Verbatim output of all the material below is required.
## START
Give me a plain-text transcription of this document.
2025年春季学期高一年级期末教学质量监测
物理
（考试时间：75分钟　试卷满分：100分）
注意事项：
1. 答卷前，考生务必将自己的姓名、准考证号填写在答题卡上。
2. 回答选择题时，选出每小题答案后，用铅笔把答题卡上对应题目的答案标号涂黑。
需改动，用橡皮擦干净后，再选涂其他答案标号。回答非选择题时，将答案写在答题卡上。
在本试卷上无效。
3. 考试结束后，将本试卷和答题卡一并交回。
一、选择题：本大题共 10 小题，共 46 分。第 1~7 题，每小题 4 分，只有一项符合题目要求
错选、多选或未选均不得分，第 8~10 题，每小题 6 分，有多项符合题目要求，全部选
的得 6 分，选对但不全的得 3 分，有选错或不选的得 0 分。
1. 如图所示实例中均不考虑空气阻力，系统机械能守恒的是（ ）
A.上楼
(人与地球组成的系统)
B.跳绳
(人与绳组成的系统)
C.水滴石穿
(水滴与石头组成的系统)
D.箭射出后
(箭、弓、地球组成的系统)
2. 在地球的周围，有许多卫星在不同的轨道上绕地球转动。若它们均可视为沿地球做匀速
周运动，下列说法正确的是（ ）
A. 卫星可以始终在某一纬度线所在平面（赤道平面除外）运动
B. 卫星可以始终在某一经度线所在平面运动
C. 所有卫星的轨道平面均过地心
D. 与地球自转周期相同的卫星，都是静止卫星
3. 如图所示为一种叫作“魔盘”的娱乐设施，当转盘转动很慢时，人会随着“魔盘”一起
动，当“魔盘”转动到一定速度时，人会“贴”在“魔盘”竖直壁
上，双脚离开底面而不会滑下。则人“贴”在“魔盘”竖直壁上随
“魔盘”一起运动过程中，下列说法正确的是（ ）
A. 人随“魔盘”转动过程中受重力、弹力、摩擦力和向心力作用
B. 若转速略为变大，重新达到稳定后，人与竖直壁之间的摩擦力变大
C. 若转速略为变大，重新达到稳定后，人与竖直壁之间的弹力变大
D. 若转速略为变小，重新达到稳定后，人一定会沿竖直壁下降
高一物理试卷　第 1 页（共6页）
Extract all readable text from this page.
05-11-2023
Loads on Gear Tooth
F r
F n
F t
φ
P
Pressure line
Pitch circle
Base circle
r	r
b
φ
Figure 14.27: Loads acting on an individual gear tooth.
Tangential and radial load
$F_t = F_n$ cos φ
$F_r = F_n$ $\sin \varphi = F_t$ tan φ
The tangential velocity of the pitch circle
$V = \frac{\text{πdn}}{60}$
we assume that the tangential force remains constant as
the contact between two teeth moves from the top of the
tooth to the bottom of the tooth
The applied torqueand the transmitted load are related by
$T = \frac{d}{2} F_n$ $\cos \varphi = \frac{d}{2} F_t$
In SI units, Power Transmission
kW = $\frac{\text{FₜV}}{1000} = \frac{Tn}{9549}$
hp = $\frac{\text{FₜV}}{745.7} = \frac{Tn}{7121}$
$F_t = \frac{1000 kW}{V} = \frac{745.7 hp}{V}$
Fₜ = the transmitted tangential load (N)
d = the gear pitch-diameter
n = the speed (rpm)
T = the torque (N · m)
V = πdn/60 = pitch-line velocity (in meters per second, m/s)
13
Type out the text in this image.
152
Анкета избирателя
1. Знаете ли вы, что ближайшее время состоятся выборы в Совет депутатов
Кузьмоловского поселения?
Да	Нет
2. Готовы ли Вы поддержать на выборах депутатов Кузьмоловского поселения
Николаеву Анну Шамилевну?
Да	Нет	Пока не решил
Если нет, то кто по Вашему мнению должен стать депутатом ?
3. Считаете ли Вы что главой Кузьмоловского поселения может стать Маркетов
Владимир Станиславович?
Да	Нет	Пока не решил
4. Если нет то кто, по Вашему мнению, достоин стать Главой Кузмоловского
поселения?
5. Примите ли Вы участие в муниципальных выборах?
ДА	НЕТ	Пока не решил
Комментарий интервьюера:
## END
__Solved exercise__:
Give me a plain-text transcription of this document.
2025年春季学期高一年级期末教学质量监测
物理
（考试时间：75分钟　试卷满分：100分）
注意事项：
1. 答卷前，考生务必将自己的姓名、准考证号填写在答题卡上。
2. 回答选择题时，选出每小题答案后，用铅笔把答题卡上对应题目的答案标号涂黑。
需改动，用橡皮擦干净后，再选涂其他答案标号。回答非选择题时，将答案写在答题卡上。
在本试卷上无效。
3. 考试结束后，将本试卷和答题卡一并交回。
一、选择题：本大题共 10 小题，共 46 分。第 1~7 题，每小题 4 分，只有一项符合题目要求
错选、多选或未选均不得分，第 8~10 题，每小题 6 分，有多项符合题目要求，全部选
的得 6 分，选对但不全的得 3 分，有选错或不选的得 0 分。
1. 如图所示实例中均不考虑空气阻力，系统机械能守恒的是（ ）
A.上楼
(人与地球组成的系统)
B.跳绳
(人与绳组成的系统)
C.水滴石穿
(水滴与石头组成的系统)
D.箭射出后
(箭、弓、地球组成的系统)
2. 在地球的周围，有许多卫星在不同的轨道上绕地球转动。若它们均可视为沿地球做匀速
周运动，下列说法正确的是（ ）
A. 卫星可以始终在某一纬度线所在平面（赤道平面除外）运动
B. 卫星可以始终在某一经度线所在平面运动
C. 所有卫星的轨道平面均过地心
D. 与地球自转周期相同的卫星，都是静止卫星
3. 如图所示为一种叫作“魔盘”的娱乐设施，当转盘转动很慢时，人会随着“魔盘”一起
动，当“魔盘”转动到一定速度时，人会“贴”在“魔盘”竖直壁
上，双脚离开底面而不会滑下。则人“贴”在“魔盘”竖直壁上随
“魔盘”一起运动过程中，下列说法正确的是（ ）
A. 人随“魔盘”转动过程中受重力、弹力、摩擦力和向心力作用
B. 若转速略为变大，重新达到稳定后，人与竖直壁之间的摩擦力变大
C. 若转速略为变大，重新达到稳定后，人与竖直壁之间的弹力变大
D. 若转速略为变小，重新达到稳定后，人一定会沿竖直壁下降
高一物理试卷　第 1 页（共6页）
Extract all readable text from this page.
05-11-2023
Loads on Gear Tooth
F r
F n
F t
φ
P
Pressure line
Pitch circle
Base circle
r	r
b
φ
Figure 14.27: Loads acting on an individual gear tooth.
Tangential and radial load
$F_t = F_n$ cos φ
$F_r = F_n$ $\sin \varphi = F_t$ tan φ
The tangential velocity of the pitch circle
$V = \frac{\text{πdn}}{60}$
we assume that the tangential force remains constant as
the contact between two teeth moves from the top of the
tooth to the bottom of the tooth
The applied torqueand the transmitted load are related by
$T = \frac{d}{2} F_n$ $\cos \varphi = \frac{d}{2} F_t$
In SI units, Power Transmission
kW = $\frac{\text{FₜV}}{1000} = \frac{Tn}{9549}$
hp = $\frac{\text{FₜV}}{745.7} = \frac{Tn}{7121}$
$F_t = \frac{1000 kW}{V} = \frac{745.7 hp}{V}$
Fₜ = the transmitted tangential load (N)
d = the gear pitch-diameter
n = the speed (rpm)
T = the torque (N · m)
V = πdn/60 = pitch-line velocity (in meters per second, m/s)
13
Type out the text in this image.
152
Анкета избирателя
1. Знаете ли вы, что ближайшее время состоятся выборы в Совет депутатов
Кузьмоловского поселения?
Да	Нет
2. Готовы ли Вы поддержать на выборах депутатов Кузьмоловского поселения
Николаеву Анну Шамилевну?
Да	Нет	Пока не решил
Если нет, то кто по Вашему мнению должен стать депутатом ?
3. Считаете ли Вы что главой Кузьмоловского поселения может стать Маркетов
Владимир Станиславович?
Да	Нет	Пока не решил
4. Если нет то кто, по Вашему мнению, достоин стать Главой Кузмоловского
поселения?
5. Примите ли Вы участие в муниципальных выборах?
ДА	НЕТ	Пока не решил
Комментарий интервьюера:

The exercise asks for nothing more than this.